* Goal *
Below are some records. Pull every line that contains the word "near".

* Material for this exercise *
___

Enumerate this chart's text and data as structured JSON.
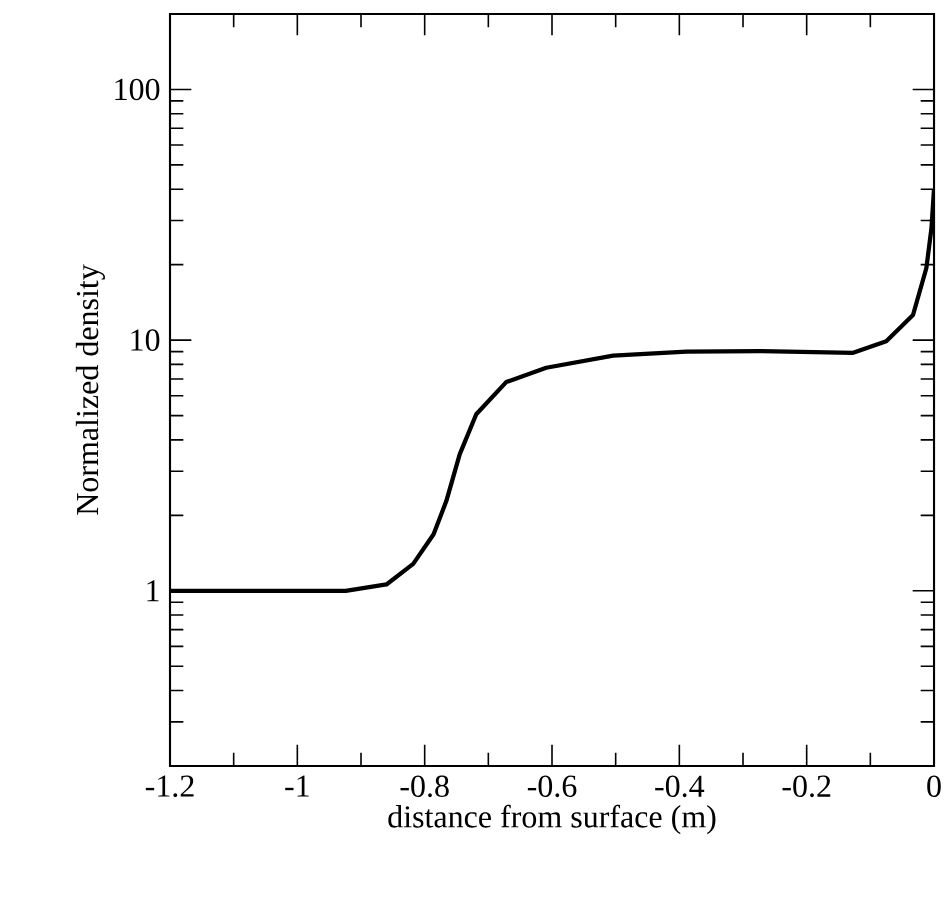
{
  "chart_data": {
    "type": "line",
    "xlabel": "distance from surface (m)",
    "ylabel": "Normalized density",
    "log": true,
    "xlim": [
      -1.2,
      0
    ],
    "ylim": [
      0.2,
      200
    ],
    "xticks": [
      -1.2,
      -1,
      -0.8,
      -0.6,
      -0.4,
      -0.2,
      0
    ],
    "yticks": [
      1,
      10,
      100
    ],
    "marker": "none",
    "line_style": "solid",
    "series": [
      {
        "color": "#000000",
        "x": [
          -1.2,
          -1.1,
          -1.0,
          -0.924,
          -0.86,
          -0.818,
          -0.786,
          -0.766,
          -0.745,
          -0.719,
          -0.672,
          -0.609,
          -0.504,
          -0.389,
          -0.274,
          -0.127,
          -0.075,
          -0.033,
          -0.012,
          -0.004,
          0
        ],
        "values": [
          1,
          1,
          1,
          1,
          1.06,
          1.28,
          1.68,
          2.28,
          3.5,
          5.06,
          6.8,
          7.76,
          8.67,
          9.0,
          9.04,
          8.9,
          9.9,
          12.6,
          19.4,
          28,
          40
        ]
      }
    ]
  }
}
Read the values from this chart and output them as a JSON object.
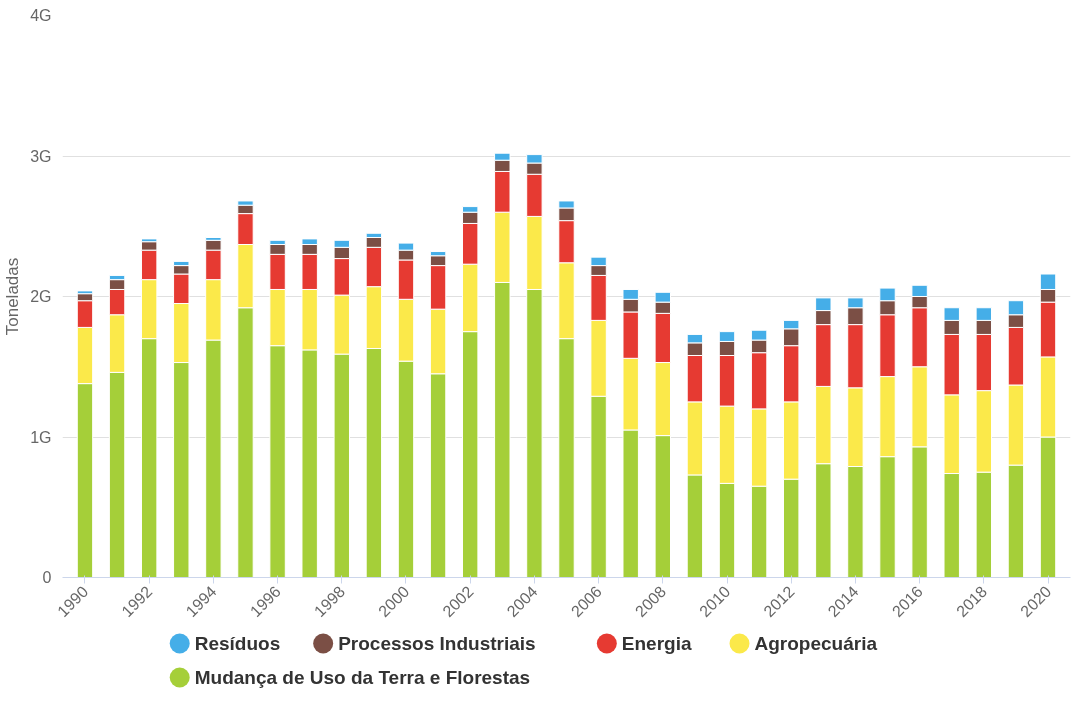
{
  "chart_data": {
    "type": "bar",
    "stacked": true,
    "ylabel": "Toneladas",
    "categories": [
      "1990",
      null,
      "1992",
      null,
      "1994",
      null,
      "1996",
      null,
      "1998",
      null,
      "2000",
      null,
      "2002",
      null,
      "2004",
      null,
      "2006",
      null,
      "2008",
      null,
      "2010",
      null,
      "2012",
      null,
      "2014",
      null,
      "2016",
      null,
      "2018",
      null,
      "2020"
    ],
    "series": [
      {
        "name": "Mudança de Uso da Terra e Florestas",
        "color": "#a5cf39",
        "values": [
          1.38,
          1.46,
          1.7,
          1.53,
          1.69,
          1.92,
          1.65,
          1.62,
          1.59,
          1.63,
          1.54,
          1.45,
          1.75,
          2.1,
          2.05,
          1.7,
          1.29,
          1.05,
          1.01,
          0.73,
          0.67,
          0.65,
          0.7,
          0.81,
          0.79,
          0.86,
          0.93,
          0.74,
          0.75,
          0.8,
          1.0
        ]
      },
      {
        "name": "Agropecuária",
        "color": "#fbe94a",
        "values": [
          0.4,
          0.41,
          0.42,
          0.42,
          0.43,
          0.45,
          0.4,
          0.43,
          0.42,
          0.44,
          0.44,
          0.46,
          0.48,
          0.5,
          0.52,
          0.54,
          0.54,
          0.51,
          0.52,
          0.52,
          0.55,
          0.55,
          0.55,
          0.55,
          0.56,
          0.57,
          0.57,
          0.56,
          0.58,
          0.57,
          0.57
        ]
      },
      {
        "name": "Energia",
        "color": "#e63a32",
        "values": [
          0.19,
          0.18,
          0.21,
          0.21,
          0.21,
          0.22,
          0.25,
          0.25,
          0.26,
          0.28,
          0.28,
          0.31,
          0.29,
          0.29,
          0.3,
          0.3,
          0.32,
          0.33,
          0.35,
          0.33,
          0.36,
          0.4,
          0.4,
          0.44,
          0.45,
          0.44,
          0.42,
          0.43,
          0.4,
          0.41,
          0.39
        ]
      },
      {
        "name": "Processos Industriais",
        "color": "#7b4f45",
        "values": [
          0.05,
          0.07,
          0.06,
          0.06,
          0.07,
          0.06,
          0.07,
          0.07,
          0.08,
          0.07,
          0.07,
          0.07,
          0.08,
          0.08,
          0.08,
          0.09,
          0.07,
          0.09,
          0.08,
          0.09,
          0.1,
          0.09,
          0.12,
          0.1,
          0.12,
          0.1,
          0.08,
          0.1,
          0.1,
          0.09,
          0.09
        ]
      },
      {
        "name": "Resíduos",
        "color": "#45aee8",
        "values": [
          0.02,
          0.03,
          0.02,
          0.03,
          0.02,
          0.03,
          0.03,
          0.04,
          0.05,
          0.03,
          0.05,
          0.03,
          0.04,
          0.05,
          0.06,
          0.05,
          0.06,
          0.07,
          0.07,
          0.06,
          0.07,
          0.07,
          0.06,
          0.09,
          0.07,
          0.09,
          0.08,
          0.09,
          0.09,
          0.1,
          0.11
        ]
      }
    ],
    "ylim": [
      0,
      4
    ],
    "yticks": [
      0,
      {
        "value": 1,
        "label": "1G"
      },
      {
        "value": 2,
        "label": "2G"
      },
      {
        "value": 3,
        "label": "3G"
      },
      {
        "value": 4,
        "label": "4G"
      }
    ],
    "grid": "y",
    "legend": "bottom"
  }
}
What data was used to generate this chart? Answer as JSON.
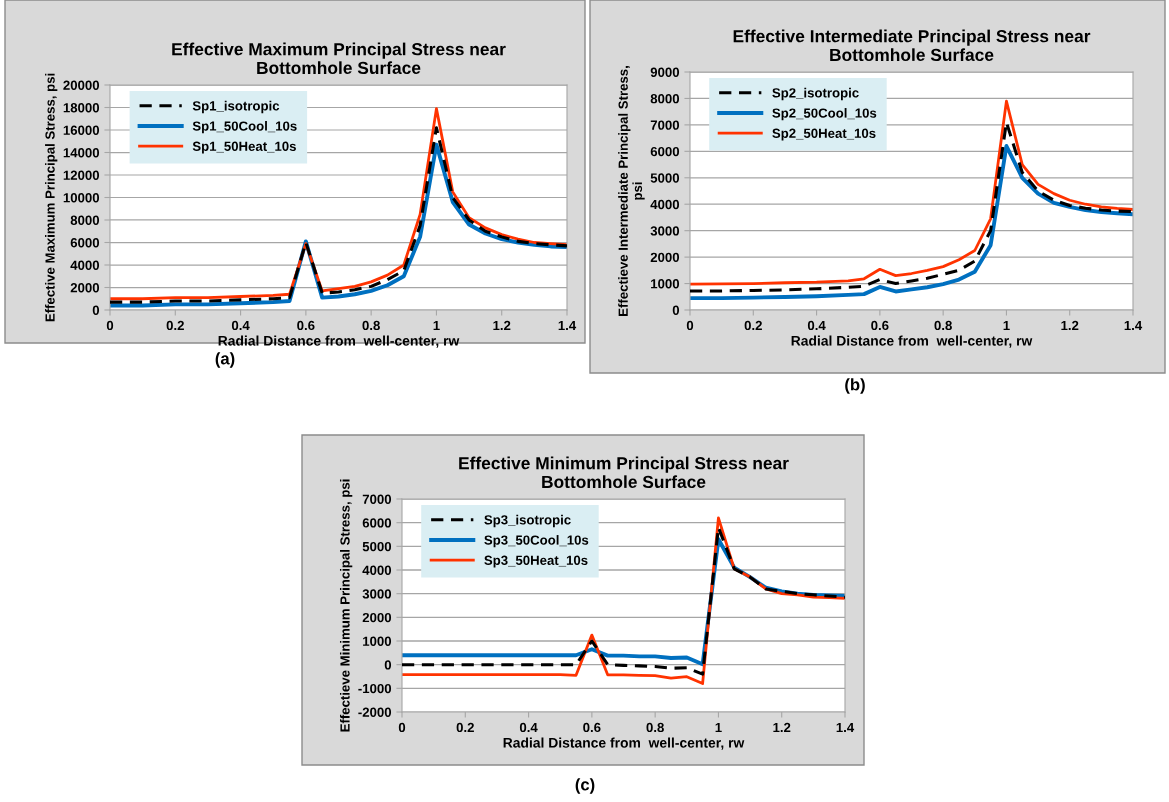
{
  "chart_data": [
    {
      "type": "line",
      "title": "Effective Maximum Principal Stress near\nBottomhole Surface",
      "xlabel": "Radial Distance from  well-center, rw",
      "ylabel": "Effective Maximum Principal Stress, psi",
      "annotations": [
        "(a)"
      ],
      "x": [
        0,
        0.1,
        0.2,
        0.3,
        0.4,
        0.5,
        0.55,
        0.6,
        0.65,
        0.7,
        0.75,
        0.8,
        0.85,
        0.9,
        0.95,
        1.0,
        1.05,
        1.1,
        1.15,
        1.2,
        1.25,
        1.3,
        1.35,
        1.4
      ],
      "xlim": [
        0,
        1.4
      ],
      "xticks": [
        0,
        0.2,
        0.4,
        0.6,
        0.8,
        1,
        1.2,
        1.4
      ],
      "ylim": [
        0,
        20000
      ],
      "yticks": [
        0,
        2000,
        4000,
        6000,
        8000,
        10000,
        12000,
        14000,
        16000,
        18000,
        20000
      ],
      "grid": "y",
      "legend": "top left",
      "marker": "none",
      "series": [
        {
          "name": "Sp1_isotropic",
          "color": "#000000",
          "line_style": "dashed",
          "values": [
            700,
            700,
            800,
            800,
            900,
            1000,
            1100,
            6000,
            1500,
            1600,
            1800,
            2100,
            2700,
            3500,
            7500,
            16200,
            10000,
            8000,
            7000,
            6500,
            6100,
            5900,
            5800,
            5700
          ]
        },
        {
          "name": "Sp1_50Cool_10s",
          "color": "#0070c0",
          "line_style": "solid",
          "values": [
            400,
            400,
            500,
            500,
            600,
            700,
            800,
            6100,
            1100,
            1200,
            1400,
            1700,
            2200,
            3000,
            6500,
            14700,
            9600,
            7600,
            6800,
            6300,
            6000,
            5800,
            5650,
            5600
          ]
        },
        {
          "name": "Sp1_50Heat_10s",
          "color": "#ff3300",
          "line_style": "solid",
          "values": [
            1000,
            1000,
            1100,
            1100,
            1200,
            1300,
            1400,
            5900,
            1700,
            1900,
            2100,
            2500,
            3100,
            4000,
            8500,
            17900,
            10500,
            8200,
            7300,
            6700,
            6300,
            6000,
            5900,
            5800
          ]
        }
      ]
    },
    {
      "type": "line",
      "title": "Effective Intermediate Principal Stress near\nBottomhole Surface",
      "xlabel": "Radial Distance from  well-center, rw",
      "ylabel": "Effectieve Intermediate Principal Stress,\npsi",
      "annotations": [
        "(b)"
      ],
      "x": [
        0,
        0.1,
        0.2,
        0.3,
        0.4,
        0.5,
        0.55,
        0.6,
        0.65,
        0.7,
        0.75,
        0.8,
        0.85,
        0.9,
        0.95,
        1.0,
        1.05,
        1.1,
        1.15,
        1.2,
        1.25,
        1.3,
        1.35,
        1.4
      ],
      "xlim": [
        0,
        1.4
      ],
      "xticks": [
        0,
        0.2,
        0.4,
        0.6,
        0.8,
        1,
        1.2,
        1.4
      ],
      "ylim": [
        0,
        9000
      ],
      "yticks": [
        0,
        1000,
        2000,
        3000,
        4000,
        5000,
        6000,
        7000,
        8000,
        9000
      ],
      "grid": "y",
      "legend": "top left",
      "marker": "none",
      "series": [
        {
          "name": "Sp2_isotropic",
          "color": "#000000",
          "line_style": "dashed",
          "values": [
            720,
            720,
            740,
            760,
            800,
            860,
            900,
            1150,
            1000,
            1100,
            1200,
            1350,
            1500,
            1850,
            3000,
            7100,
            5200,
            4500,
            4150,
            3950,
            3850,
            3780,
            3740,
            3720
          ]
        },
        {
          "name": "Sp2_50Cool_10s",
          "color": "#0070c0",
          "line_style": "solid",
          "values": [
            450,
            450,
            470,
            490,
            520,
            570,
            600,
            870,
            700,
            780,
            860,
            980,
            1150,
            1450,
            2450,
            6200,
            5000,
            4400,
            4050,
            3900,
            3780,
            3700,
            3660,
            3620
          ]
        },
        {
          "name": "Sp2_50Heat_10s",
          "color": "#ff3300",
          "line_style": "solid",
          "values": [
            980,
            990,
            1000,
            1030,
            1050,
            1100,
            1180,
            1540,
            1300,
            1380,
            1500,
            1640,
            1900,
            2250,
            3450,
            7900,
            5500,
            4750,
            4400,
            4150,
            4000,
            3900,
            3840,
            3800
          ]
        }
      ]
    },
    {
      "type": "line",
      "title": "Effective Minimum Principal Stress near\nBottomhole Surface",
      "xlabel": "Radial Distance from  well-center, rw",
      "ylabel": "Effectieve Minimum Principal Stress, psi",
      "annotations": [
        "(c)"
      ],
      "x": [
        0,
        0.1,
        0.2,
        0.3,
        0.4,
        0.5,
        0.55,
        0.6,
        0.65,
        0.7,
        0.75,
        0.8,
        0.85,
        0.9,
        0.95,
        1.0,
        1.05,
        1.1,
        1.15,
        1.2,
        1.25,
        1.3,
        1.35,
        1.4
      ],
      "xlim": [
        0,
        1.4
      ],
      "xticks": [
        0,
        0.2,
        0.4,
        0.6,
        0.8,
        1,
        1.2,
        1.4
      ],
      "ylim": [
        -2000,
        7000
      ],
      "yticks": [
        -2000,
        -1000,
        0,
        1000,
        2000,
        3000,
        4000,
        5000,
        6000,
        7000
      ],
      "grid": "y",
      "legend": "top left",
      "marker": "none",
      "series": [
        {
          "name": "Sp3_isotropic",
          "color": "#000000",
          "line_style": "dashed",
          "values": [
            0,
            0,
            0,
            0,
            0,
            0,
            0,
            1000,
            0,
            -30,
            -50,
            -80,
            -150,
            -130,
            -400,
            5800,
            4050,
            3700,
            3200,
            3100,
            3000,
            2950,
            2900,
            2850
          ]
        },
        {
          "name": "Sp3_50Cool_10s",
          "color": "#0070c0",
          "line_style": "solid",
          "values": [
            400,
            400,
            400,
            400,
            400,
            400,
            400,
            650,
            380,
            380,
            350,
            350,
            280,
            300,
            20,
            5300,
            4100,
            3700,
            3250,
            3100,
            3000,
            2950,
            2930,
            2900
          ]
        },
        {
          "name": "Sp3_50Heat_10s",
          "color": "#ff3300",
          "line_style": "solid",
          "values": [
            -420,
            -420,
            -420,
            -420,
            -420,
            -420,
            -450,
            1250,
            -430,
            -430,
            -450,
            -460,
            -570,
            -510,
            -800,
            6200,
            4050,
            3700,
            3200,
            3000,
            2950,
            2850,
            2830,
            2800
          ]
        }
      ]
    }
  ]
}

___

* Task solution *
      "title": "Effective Maximum Principal Stress near\nBottomhole Surface",
      "title": "Effective Intermediate Principal Stress near\nBottomhole Surface",
      "title": "Effective Minimum Principal Stress near\nBottomhole Surface",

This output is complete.